● **LISTING**

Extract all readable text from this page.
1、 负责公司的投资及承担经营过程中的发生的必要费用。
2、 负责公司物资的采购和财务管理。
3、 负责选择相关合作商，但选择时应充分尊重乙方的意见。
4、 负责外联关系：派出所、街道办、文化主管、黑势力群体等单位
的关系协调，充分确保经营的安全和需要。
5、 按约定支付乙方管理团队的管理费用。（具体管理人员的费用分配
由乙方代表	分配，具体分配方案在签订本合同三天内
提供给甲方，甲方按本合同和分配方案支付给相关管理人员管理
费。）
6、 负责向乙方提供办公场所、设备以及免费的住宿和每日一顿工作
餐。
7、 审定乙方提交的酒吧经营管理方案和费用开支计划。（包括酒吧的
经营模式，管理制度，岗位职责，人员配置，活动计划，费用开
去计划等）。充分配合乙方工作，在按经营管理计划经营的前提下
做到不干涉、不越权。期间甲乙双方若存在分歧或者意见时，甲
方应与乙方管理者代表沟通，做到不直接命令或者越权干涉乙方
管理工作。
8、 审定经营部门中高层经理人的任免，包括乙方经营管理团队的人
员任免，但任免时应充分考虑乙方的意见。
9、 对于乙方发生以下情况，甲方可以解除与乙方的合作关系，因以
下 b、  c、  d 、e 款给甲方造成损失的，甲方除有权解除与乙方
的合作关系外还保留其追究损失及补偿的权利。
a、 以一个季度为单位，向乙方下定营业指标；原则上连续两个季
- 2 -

● **EXERCISE AIM**
In this exercise, repeat all entries exactly.

● **RESULT BELOW**
Extract all readable text from this page.
1、 负责公司的投资及承担经营过程中的发生的必要费用。
2、 负责公司物资的采购和财务管理。
3、 负责选择相关合作商，但选择时应充分尊重乙方的意见。
4、 负责外联关系：派出所、街道办、文化主管、黑势力群体等单位
的关系协调，充分确保经营的安全和需要。
5、 按约定支付乙方管理团队的管理费用。（具体管理人员的费用分配
由乙方代表	分配，具体分配方案在签订本合同三天内
提供给甲方，甲方按本合同和分配方案支付给相关管理人员管理
费。）
6、 负责向乙方提供办公场所、设备以及免费的住宿和每日一顿工作
餐。
7、 审定乙方提交的酒吧经营管理方案和费用开支计划。（包括酒吧的
经营模式，管理制度，岗位职责，人员配置，活动计划，费用开
去计划等）。充分配合乙方工作，在按经营管理计划经营的前提下
做到不干涉、不越权。期间甲乙双方若存在分歧或者意见时，甲
方应与乙方管理者代表沟通，做到不直接命令或者越权干涉乙方
管理工作。
8、 审定经营部门中高层经理人的任免，包括乙方经营管理团队的人
员任免，但任免时应充分考虑乙方的意见。
9、 对于乙方发生以下情况，甲方可以解除与乙方的合作关系，因以
下 b、  c、  d 、e 款给甲方造成损失的，甲方除有权解除与乙方
的合作关系外还保留其追究损失及补偿的权利。
a、 以一个季度为单位，向乙方下定营业指标；原则上连续两个季
- 2 -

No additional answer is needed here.